Avec son large sourire et son petit minois à la Harry Potter, difficile de résister à Charles ! Ce jeune homme de 19 ans, passionné de sciences politiques & sociales, arpente depuis septembre les couloirs de la prestigieuse université britannique : Cambridge. Portrait.

 

Fiche d’identité :
charles BonFils-duclos
19 ans
1a université de camBridge (angleterre)

Charles, tout sourire !

Charles, tout sourire !

Une émulation personnelle
Né de parents français, Charles suit ses études au Lycée international Valbonne à Sophia-Antipolis. Il maîtrise très jeune la langue de Shakespeare, et préfère dire qu’il est « biculturel » plutôt que bilingue. Cette belle opportunité de partir étudier sur les bancs de Cambridge, il n’en fait pas étalage.  » Je suis heureux bien sûr mais je n’ai pas de fierté. J’y vais pour travailler  » explique t’il modestement. Et le travail à Cambridge, cela ne manque pas !  » Nous avons beaucoup de devoirs individuels, de recherches personnelles, le travail que l’on crée est en soi unique. La première année est d’ailleurs dédiée à ce travail de découverte et d’analyse, il n’y a pas encore de choix de spécialisation.  » Et c’est avec son réseau d’amis anglais qu’il se rend en soirée à des conférences organisées par l’université :  » les thèmes abordés sont très variés, c’est super. Nous avons même failli avoir Obama !  » Ce travail de réflexion sur l’Histoire économique et politique, une véritable passion, donne du sens à Charles :  » cela créée une émulation personnelle que de mettre les choses en perspective. Les réponses tranchées sont toujours assez hasardeuses.  »

Consigne 1: D'après l'extrait cité, dans quel établissement Charles a-t-il fait ses études avant Cambridge ?
Consigne 2: Résumez en quelques phrases le paragraphe de l'extrait cité qui commence par « Né de parents français », en gardant ses faits principaux.
Consigne 3: Dans l'extrait cité, recopiez mot pour mot le passage qui débute aux mots « Avec son large » et s'arrête après « britannique : Cambridge. Portrait. ».

Entrées du corpus:
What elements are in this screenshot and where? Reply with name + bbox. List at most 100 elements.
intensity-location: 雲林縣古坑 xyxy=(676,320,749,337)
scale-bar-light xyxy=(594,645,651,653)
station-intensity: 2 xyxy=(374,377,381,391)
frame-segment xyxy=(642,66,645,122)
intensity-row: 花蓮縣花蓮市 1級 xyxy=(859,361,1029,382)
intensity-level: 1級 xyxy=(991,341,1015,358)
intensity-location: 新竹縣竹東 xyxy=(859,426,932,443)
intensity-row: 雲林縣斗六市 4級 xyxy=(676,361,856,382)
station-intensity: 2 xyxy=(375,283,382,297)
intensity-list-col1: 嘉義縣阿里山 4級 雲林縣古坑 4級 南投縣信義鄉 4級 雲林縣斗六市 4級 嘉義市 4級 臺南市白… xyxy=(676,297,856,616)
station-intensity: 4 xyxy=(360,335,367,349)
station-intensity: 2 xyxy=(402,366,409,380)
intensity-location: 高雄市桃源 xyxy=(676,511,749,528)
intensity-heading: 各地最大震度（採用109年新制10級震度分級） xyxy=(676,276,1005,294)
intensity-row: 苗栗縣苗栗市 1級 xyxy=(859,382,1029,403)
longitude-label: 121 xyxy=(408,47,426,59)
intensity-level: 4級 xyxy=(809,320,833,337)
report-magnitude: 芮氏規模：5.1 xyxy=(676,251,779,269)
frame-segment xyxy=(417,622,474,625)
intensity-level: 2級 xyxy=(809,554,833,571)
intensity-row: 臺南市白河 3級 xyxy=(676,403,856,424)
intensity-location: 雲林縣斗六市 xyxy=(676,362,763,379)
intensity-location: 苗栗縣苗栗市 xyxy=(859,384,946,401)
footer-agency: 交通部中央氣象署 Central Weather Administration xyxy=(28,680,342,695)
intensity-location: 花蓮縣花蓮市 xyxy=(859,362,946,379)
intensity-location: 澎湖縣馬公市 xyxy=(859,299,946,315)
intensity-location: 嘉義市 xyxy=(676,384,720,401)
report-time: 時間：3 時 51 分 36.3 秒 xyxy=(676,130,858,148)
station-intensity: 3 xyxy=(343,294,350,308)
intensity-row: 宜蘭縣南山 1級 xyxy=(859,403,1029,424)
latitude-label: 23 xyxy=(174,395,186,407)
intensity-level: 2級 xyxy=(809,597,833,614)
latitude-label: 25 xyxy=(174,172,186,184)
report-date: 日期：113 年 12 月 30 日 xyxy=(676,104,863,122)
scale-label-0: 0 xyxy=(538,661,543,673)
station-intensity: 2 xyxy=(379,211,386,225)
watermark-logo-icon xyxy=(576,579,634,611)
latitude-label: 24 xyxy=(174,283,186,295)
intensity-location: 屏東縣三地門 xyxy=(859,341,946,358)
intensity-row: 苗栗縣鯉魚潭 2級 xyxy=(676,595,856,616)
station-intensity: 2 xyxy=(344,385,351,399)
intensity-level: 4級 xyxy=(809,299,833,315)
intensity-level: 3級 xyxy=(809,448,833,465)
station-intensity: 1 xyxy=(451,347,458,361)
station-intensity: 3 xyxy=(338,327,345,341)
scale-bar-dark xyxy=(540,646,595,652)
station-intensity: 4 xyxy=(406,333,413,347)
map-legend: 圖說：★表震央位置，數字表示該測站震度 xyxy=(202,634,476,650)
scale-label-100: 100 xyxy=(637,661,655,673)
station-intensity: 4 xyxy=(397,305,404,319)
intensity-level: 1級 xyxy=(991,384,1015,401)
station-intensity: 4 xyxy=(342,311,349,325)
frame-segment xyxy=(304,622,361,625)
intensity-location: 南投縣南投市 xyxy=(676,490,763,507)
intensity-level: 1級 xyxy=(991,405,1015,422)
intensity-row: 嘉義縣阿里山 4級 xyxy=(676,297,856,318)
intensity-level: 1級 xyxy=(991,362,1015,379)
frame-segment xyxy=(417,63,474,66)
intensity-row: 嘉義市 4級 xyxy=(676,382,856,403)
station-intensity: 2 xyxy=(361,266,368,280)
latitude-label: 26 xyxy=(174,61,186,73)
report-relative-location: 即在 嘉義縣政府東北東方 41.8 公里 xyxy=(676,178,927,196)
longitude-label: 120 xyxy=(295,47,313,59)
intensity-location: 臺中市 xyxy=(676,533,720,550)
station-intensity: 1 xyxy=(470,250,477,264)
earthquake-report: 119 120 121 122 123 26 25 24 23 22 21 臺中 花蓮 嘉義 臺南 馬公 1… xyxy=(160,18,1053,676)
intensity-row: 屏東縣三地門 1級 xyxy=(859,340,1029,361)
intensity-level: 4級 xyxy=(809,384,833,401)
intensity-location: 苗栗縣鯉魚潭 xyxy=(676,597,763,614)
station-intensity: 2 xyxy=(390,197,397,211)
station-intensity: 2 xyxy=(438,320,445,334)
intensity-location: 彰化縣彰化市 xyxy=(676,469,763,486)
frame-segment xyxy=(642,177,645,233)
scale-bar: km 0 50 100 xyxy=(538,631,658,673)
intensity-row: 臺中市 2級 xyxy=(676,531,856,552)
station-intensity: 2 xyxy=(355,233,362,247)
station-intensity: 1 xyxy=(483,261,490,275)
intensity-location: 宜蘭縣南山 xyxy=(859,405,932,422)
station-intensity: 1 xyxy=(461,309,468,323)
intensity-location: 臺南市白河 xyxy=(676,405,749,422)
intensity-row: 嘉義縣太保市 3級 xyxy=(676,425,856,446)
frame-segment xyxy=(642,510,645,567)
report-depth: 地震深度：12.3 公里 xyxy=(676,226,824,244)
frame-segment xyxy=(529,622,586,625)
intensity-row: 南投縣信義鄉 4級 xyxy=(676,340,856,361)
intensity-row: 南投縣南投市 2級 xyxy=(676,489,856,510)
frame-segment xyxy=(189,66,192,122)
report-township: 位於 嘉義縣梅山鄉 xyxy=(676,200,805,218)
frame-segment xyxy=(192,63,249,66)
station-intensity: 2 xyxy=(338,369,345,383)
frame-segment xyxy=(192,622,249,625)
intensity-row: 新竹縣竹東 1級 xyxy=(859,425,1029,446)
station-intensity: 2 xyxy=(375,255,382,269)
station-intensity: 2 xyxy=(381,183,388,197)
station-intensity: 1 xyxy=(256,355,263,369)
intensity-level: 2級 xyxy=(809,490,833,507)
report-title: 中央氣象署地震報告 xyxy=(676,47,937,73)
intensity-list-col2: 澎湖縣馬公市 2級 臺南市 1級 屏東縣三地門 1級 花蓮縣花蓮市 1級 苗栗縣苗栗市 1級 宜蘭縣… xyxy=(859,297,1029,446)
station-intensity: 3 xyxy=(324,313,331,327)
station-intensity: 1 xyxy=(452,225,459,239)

Réponse 1: Au Lycée international Valbonne, à Sophia-Antipolis.

Réponse 2: Né de parents français, Charles a étudié au Lycée international Valbonne à Sophia-Antipolis. Il parle anglais depuis son plus jeune âge et se dit « biculturel » plutôt que bilingue. Il part à Cambridge avec modestie, pour travailler. Le travail y est abondant : devoirs individuels et recherches personnelles. La première année est consacrée à la découverte et à l'analyse, sans spécialisation. Le soir, il assiste avec ses amis anglais à des conférences de l'université aux thèmes variés. Obama a même failli y venir. L'Histoire économique et politique le passionne et donne du sens à son parcours.

Réponse 3:
Avec son large sourire et son petit minois à la Harry Potter, difficile de résister à Charles ! Ce jeune homme de 19 ans, passionné de sciences politiques & sociales, arpente depuis septembre les couloirs de la prestigieuse université britannique : Cambridge. Portrait.